**Exercise instructions**
(1) Answer these questions from the piece on open source and Adapt:
(a) Which corporations are named as examples of companies adopting open source?
(b) What problem does Adapt solve for eLearning today?
(c) What three examples are given of partners pushing the boundaries within the learning resources?
(2) Copy the piece on open source and Adapt word for word, from "Today, Adapt solves" to "the foreseeable future.".

As mentioned, there are some big benefits of open source: It can speed up innovation, disrupt the marketplace, drive down cost and put the emphasis on customer service. It also allows us to share technical work and achieve greater things through crowd sourcing and partnerships.
In the case of Adapt, sharing the work has enabled us to build something none of the partners would realistically have done to the same extent, while also providing a benefit to a global Learning & Development community. I think with Adapt we have created a situation where anyone who is looking for an eLearning authoring tool has to at least consider it. It might not be right for everyone’s needs but putting it on the list of options to look at should be a no brainer – and it will keep getting better and easier to access.
There is a definite movement towards open source. It’s being adopted nearly everywhere to a greater or lesser extent. Many government procurement frameworks now make the consideration of open source options mandatory where these exist and we’re also seeing leading corporations adopt open source and even share their code under open source licenses. Google, Facebook and NetFlix are just some examples. Further to this, there are lots of very mature and stable open source code libraries (i.e. helper functions), which save huge amounts of time and cost and can be found all over the Internet.
For developers, I think there is a shift away from having to justify using open source towards having to justify building something from scratch when an open source component or system is available. I’d go as far as to say that in the near future the majority of systems being built will include some degree of open source code.
in the near future the majority of systems being built will include some degree of open source code
With this comes the necessity to understand and assess open source solutions – and not just from a technical angle. There are lots of factors that should influence which open source solution to choose, including the license, project maturity, size and activity of the community, level of available documentation and potentially even if commercial support is available etc. These are new things to learn for many of us.
Today, Adapt solves a relatively basic problem for elearning, i.e. the ability to create a single learning resource, which delivers an intuitive and suitable user experience on multiple device types. Mobile devices are here to stay and the problem and solution will stay relevant to elearning for the foreseeable future.
we’re still focused on developing the authoring tool to make it easier for non-technical users
With Adapt, we’re still focused on developing the authoring tool to make it easier for non-technical users to access and bring in the many features we have planned. However, many partners are already pushing the boundaries on what’s possible to do within the learning resources. This includes for example: interactive video, gamification and branching scenarios.
It’s also very exciting that the community are building out xAPI tracking, which connects with the thinking on Big Data and learning analytics in the industry. And then, there is what’s termed ‘adaptive learning’, where the content gauges the learner’s level and adjusts accordingly. There is a very exciting future ahead!

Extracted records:
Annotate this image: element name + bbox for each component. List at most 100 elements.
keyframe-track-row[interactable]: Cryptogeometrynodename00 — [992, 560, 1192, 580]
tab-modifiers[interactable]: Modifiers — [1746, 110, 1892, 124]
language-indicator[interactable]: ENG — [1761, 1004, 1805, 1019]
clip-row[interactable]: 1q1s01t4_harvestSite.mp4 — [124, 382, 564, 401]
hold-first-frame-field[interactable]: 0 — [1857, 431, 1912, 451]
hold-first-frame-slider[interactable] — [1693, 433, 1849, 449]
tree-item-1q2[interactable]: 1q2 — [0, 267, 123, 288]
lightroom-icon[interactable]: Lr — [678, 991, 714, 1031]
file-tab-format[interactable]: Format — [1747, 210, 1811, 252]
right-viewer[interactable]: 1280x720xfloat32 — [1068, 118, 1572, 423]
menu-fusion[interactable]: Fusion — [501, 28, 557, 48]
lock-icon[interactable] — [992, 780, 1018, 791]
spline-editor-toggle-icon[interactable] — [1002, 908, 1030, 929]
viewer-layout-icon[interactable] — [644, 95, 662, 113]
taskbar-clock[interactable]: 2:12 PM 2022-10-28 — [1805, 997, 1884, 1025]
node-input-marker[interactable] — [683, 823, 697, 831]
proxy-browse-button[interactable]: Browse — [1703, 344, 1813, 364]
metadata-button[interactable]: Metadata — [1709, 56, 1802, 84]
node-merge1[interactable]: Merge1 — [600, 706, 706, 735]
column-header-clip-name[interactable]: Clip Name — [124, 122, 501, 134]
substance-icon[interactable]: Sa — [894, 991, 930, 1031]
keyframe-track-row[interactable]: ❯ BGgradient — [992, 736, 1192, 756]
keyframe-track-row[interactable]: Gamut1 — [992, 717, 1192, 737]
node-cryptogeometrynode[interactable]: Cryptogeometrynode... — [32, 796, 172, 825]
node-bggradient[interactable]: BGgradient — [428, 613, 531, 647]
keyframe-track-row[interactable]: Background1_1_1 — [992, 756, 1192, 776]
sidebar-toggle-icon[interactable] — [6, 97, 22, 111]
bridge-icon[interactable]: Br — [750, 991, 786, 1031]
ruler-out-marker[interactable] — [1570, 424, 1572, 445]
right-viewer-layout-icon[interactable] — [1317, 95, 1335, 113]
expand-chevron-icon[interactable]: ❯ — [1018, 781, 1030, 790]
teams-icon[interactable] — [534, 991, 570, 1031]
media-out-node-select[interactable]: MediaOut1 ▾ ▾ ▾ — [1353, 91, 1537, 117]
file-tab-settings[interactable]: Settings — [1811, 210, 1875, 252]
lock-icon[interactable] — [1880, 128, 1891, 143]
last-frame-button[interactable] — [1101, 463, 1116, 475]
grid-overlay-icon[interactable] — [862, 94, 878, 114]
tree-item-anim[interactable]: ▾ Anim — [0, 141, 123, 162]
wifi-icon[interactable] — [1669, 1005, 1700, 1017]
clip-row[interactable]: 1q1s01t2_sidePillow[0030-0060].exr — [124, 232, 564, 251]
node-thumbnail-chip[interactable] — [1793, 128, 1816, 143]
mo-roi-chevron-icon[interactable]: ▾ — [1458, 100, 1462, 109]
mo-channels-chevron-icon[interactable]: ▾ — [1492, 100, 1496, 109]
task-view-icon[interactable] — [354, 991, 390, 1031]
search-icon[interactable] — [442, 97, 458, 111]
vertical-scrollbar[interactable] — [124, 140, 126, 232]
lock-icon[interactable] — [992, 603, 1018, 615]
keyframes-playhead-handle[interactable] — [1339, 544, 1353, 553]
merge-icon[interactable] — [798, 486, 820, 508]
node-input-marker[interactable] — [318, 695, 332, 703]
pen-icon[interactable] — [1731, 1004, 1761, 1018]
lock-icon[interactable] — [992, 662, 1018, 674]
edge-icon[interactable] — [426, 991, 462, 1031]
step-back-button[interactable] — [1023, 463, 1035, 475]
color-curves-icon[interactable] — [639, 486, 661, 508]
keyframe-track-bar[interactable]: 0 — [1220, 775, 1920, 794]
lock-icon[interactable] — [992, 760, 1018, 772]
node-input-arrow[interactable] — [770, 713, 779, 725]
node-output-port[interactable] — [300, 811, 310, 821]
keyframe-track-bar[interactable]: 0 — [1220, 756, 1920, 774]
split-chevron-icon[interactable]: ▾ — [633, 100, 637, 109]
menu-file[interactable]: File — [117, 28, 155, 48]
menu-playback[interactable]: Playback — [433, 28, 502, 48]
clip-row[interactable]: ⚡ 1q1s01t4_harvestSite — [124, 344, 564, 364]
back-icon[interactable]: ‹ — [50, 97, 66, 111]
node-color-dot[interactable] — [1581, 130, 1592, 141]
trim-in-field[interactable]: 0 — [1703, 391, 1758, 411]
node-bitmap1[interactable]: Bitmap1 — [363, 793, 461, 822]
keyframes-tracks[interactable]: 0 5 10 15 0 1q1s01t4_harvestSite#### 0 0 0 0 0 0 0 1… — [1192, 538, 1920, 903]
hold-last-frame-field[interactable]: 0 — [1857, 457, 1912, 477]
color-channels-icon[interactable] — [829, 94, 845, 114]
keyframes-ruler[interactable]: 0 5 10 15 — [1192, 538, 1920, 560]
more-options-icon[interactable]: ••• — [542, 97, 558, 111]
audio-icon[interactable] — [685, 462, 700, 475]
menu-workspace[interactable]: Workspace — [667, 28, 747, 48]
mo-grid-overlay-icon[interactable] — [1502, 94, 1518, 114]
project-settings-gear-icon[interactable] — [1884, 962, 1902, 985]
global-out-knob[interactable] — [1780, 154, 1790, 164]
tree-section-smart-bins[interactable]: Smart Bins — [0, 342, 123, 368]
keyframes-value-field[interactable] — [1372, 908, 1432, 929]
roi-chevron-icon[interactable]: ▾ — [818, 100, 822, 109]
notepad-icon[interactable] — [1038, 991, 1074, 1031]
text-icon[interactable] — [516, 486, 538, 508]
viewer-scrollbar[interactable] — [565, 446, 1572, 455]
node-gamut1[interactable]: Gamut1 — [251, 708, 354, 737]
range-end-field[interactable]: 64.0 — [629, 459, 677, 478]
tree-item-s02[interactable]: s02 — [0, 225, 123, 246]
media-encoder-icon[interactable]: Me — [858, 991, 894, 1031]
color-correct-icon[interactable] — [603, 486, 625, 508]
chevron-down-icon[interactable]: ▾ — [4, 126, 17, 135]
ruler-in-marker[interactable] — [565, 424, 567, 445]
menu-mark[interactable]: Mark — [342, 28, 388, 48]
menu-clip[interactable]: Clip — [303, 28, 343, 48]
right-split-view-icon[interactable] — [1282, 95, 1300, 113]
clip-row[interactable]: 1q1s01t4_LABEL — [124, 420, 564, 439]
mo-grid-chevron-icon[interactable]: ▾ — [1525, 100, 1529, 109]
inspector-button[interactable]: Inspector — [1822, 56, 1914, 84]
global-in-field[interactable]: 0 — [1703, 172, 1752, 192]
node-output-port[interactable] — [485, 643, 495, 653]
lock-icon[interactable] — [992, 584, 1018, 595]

**Problem solutions**
(1)
(a) Google, Facebook and NetFlix.
(b) It makes it possible to create a single learning resource that delivers an intuitive and suitable user experience on multiple device types.
(c) Interactive video, gamification and branching scenarios.

(2)
Today, Adapt solves a relatively basic problem for elearning, i.e. the ability to create a single learning resource, which delivers an intuitive and suitable user experience on multiple device types. Mobile devices are here to stay and the problem and solution will stay relevant to elearning for the foreseeable future.